__Exercise requirements__.
Output the records. Match them exactly.

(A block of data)
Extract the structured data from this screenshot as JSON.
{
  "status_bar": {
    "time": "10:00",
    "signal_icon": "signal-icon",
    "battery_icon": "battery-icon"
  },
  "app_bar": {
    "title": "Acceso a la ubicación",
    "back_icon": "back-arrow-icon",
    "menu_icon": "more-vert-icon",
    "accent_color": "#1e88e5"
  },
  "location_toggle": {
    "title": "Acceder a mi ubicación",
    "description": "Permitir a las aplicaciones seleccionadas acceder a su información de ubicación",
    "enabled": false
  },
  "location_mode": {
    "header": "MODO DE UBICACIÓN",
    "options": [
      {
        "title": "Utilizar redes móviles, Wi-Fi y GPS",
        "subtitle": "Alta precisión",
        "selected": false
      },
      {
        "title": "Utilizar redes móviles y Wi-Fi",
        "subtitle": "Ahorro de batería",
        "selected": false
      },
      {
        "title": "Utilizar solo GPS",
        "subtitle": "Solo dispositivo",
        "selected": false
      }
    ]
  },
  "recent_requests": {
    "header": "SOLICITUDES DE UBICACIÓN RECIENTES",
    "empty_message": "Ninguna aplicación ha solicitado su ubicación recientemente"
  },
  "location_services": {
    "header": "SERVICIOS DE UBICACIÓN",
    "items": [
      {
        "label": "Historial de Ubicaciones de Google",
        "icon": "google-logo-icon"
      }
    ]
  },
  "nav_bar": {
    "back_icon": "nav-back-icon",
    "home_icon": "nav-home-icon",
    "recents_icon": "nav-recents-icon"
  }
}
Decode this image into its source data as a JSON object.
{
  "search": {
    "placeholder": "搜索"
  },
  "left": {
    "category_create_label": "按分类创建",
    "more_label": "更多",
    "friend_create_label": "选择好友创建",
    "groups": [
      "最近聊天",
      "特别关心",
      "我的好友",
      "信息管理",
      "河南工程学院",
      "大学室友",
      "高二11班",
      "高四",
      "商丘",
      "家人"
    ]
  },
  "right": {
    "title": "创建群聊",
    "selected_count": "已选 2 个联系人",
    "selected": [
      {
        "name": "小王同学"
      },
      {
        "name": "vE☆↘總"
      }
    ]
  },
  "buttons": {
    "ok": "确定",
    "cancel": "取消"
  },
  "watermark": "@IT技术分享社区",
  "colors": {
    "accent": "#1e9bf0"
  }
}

__Response__.
Extract the structured data from this screenshot as JSON.
{
  "status_bar": {
    "time": "10:00",
    "signal_icon": "signal-icon",
    "battery_icon": "battery-icon"
  },
  "app_bar": {
    "title": "Acceso a la ubicación",
    "back_icon": "back-arrow-icon",
    "menu_icon": "more-vert-icon",
    "accent_color": "#1e88e5"
  },
  "location_toggle": {
    "title": "Acceder a mi ubicación",
    "description": "Permitir a las aplicaciones seleccionadas acceder a su información de ubicación",
    "enabled": false
  },
  "location_mode": {
    "header": "MODO DE UBICACIÓN",
    "options": [
      {
        "title": "Utilizar redes móviles, Wi-Fi y GPS",
        "subtitle": "Alta precisión",
        "selected": false
      },
      {
        "title": "Utilizar redes móviles y Wi-Fi",
        "subtitle": "Ahorro de batería",
        "selected": false
      },
      {
        "title": "Utilizar solo GPS",
        "subtitle": "Solo dispositivo",
        "selected": false
      }
    ]
  },
  "recent_requests": {
    "header": "SOLICITUDES DE UBICACIÓN RECIENTES",
    "empty_message": "Ninguna aplicación ha solicitado su ubicación recientemente"
  },
  "location_services": {
    "header": "SERVICIOS DE UBICACIÓN",
    "items": [
      {
        "label": "Historial de Ubicaciones de Google",
        "icon": "google-logo-icon"
      }
    ]
  },
  "nav_bar": {
    "back_icon": "nav-back-icon",
    "home_icon": "nav-home-icon",
    "recents_icon": "nav-recents-icon"
  }
}
Decode this image into its source data as a JSON object.
{
  "search": {
    "placeholder": "搜索"
  },
  "left": {
    "category_create_label": "按分类创建",
    "more_label": "更多",
    "friend_create_label": "选择好友创建",
    "groups": [
      "最近聊天",
      "特别关心",
      "我的好友",
      "信息管理",
      "河南工程学院",
      "大学室友",
      "高二11班",
      "高四",
      "商丘",
      "家人"
    ]
  },
  "right": {
    "title": "创建群聊",
    "selected_count": "已选 2 个联系人",
    "selected": [
      {
        "name": "小王同学"
      },
      {
        "name": "vE☆↘總"
      }
    ]
  },
  "buttons": {
    "ok": "确定",
    "cancel": "取消"
  },
  "watermark": "@IT技术分享社区",
  "colors": {
    "accent": "#1e9bf0"
  }
}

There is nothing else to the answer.